+++ Excerpt provided +++
Neil Thomas 0:27:20.2:
Yes, and Ross?
Ross Kelderman 0:27:22.3:
Yes, I have a couple of thoughts. So a week or two ago I asked Anaplan to demo their disclosure management tool for me and my team. We are currently in the midst of an RFP to maybe change our audit and tax firm and we are not with a Big Four firm right now. The firms that we use are smaller, more regional, and so they do a lot of our report drafting for us, but we are very seriously considering one of the big four firms. I won't say which one because they're probably in the room, but they showed very well. It's just they would expect us to do all of the drafting for these 40-odd reports I do every year and I just don't have the bandwidth all concentrated from January 20th until February 15th to churn 40 reports in Word and Excel. I need help with that, and I don't want to hire somebody for four weeks, and so as I demoed this tool what I saw was something where these reports for all of these different joint ventures and communities are actually very similar. So if I could work on it throughout the fall and get it where I like it then we can start ctrl-c, ctrl-v, you know, copy and paste, send it to the different entities, just customer the wording around the structure of the entity or the debt structure. Really, that could accelerate that drafting process.
Ross Kelderman 0:28:48.0:
So disclosure management is something that we're really looking at. The second thing, I mentioned that we do our planning in Workday Adaptive, so it's all driver-based and love that, but we want to do our reporting out of Anaplan Consolidation, because we love this Anaplan Excel tool and the reporting that it does. So those two are both upstream and downstream from one another, I need to push actuals into Adaptive, but I want all my planning what ifs and environments to come back to Fluence, so that I can do reporting on it. That's a fairly expensive process right now, it takes quite a bit of time and is also fairly complicated. So I would love to get something like a data blend or something in order to improve that connection or just move to Anaplan.
Neil Thomas 0:29:33.3:
There you go, one day we'll get you. We'll get you one day. All right, and then before we move onto - can anybody quantify the benefit? Have you ever done any math? It's saved me $500,000? I doubt it, but I always try and ask.
+++
Tasks to perform:
1. Summarize the transcript excerpt in three sentences.
2. In the transcript excerpt, between which dates does Ross Kelderman say the work of drafting his reports is concentrated?
+++ Data supplied +++
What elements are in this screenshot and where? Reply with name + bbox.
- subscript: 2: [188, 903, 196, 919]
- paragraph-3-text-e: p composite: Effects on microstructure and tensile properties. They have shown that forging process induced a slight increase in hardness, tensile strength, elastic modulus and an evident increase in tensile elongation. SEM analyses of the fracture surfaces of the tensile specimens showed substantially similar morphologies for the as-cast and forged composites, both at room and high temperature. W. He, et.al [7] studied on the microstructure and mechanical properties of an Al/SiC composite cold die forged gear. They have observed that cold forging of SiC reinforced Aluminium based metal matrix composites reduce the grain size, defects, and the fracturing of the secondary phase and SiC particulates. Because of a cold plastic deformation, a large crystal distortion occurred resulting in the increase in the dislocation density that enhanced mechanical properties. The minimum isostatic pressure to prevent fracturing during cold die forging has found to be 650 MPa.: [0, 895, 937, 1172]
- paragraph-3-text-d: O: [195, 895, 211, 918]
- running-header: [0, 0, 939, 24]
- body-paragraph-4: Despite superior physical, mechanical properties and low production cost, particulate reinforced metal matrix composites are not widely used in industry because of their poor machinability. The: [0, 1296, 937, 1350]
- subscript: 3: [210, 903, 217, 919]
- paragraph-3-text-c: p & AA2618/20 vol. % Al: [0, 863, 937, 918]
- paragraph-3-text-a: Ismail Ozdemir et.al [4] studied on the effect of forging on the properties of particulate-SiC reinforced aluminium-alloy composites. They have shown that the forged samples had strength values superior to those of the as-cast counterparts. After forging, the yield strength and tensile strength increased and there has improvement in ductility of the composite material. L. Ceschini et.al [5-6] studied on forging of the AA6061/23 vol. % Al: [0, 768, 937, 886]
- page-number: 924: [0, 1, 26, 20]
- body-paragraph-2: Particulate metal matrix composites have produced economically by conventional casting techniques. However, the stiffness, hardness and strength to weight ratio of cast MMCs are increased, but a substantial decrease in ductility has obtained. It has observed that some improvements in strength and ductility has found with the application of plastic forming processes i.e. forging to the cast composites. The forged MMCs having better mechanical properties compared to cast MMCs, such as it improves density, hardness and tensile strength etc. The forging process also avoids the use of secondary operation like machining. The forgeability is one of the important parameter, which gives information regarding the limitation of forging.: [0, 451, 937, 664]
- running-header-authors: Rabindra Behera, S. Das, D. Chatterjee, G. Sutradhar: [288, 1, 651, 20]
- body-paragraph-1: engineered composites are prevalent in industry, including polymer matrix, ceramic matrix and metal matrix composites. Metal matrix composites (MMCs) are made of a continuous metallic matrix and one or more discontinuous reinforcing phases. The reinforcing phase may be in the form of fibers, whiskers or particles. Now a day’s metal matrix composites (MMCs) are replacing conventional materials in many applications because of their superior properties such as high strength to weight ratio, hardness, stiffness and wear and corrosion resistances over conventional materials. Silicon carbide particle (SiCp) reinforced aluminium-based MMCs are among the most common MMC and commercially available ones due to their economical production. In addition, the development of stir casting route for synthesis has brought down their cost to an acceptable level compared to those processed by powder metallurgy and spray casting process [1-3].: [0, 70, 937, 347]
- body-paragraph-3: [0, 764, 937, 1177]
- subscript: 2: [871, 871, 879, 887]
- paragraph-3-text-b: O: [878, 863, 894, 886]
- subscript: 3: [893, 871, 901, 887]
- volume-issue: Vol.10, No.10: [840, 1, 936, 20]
+++
Results in order:
1. Ross Kelderman says his team may switch to a Big Four audit and tax firm that would expect them to draft their roughly 40 yearly reports themselves, so he had Anaplan demo its disclosure management tool, since the reports are similar enough to copy and adjust. He also explains that his team plans in Workday Adaptive but wants to report out of Anaplan Consolidation, and that connecting the two is expensive, slow, and complicated, so he wants a better link or a move to Anaplan. Neil Thomas then asks whether anyone has quantified the benefit.

2. From January 20th until February 15th.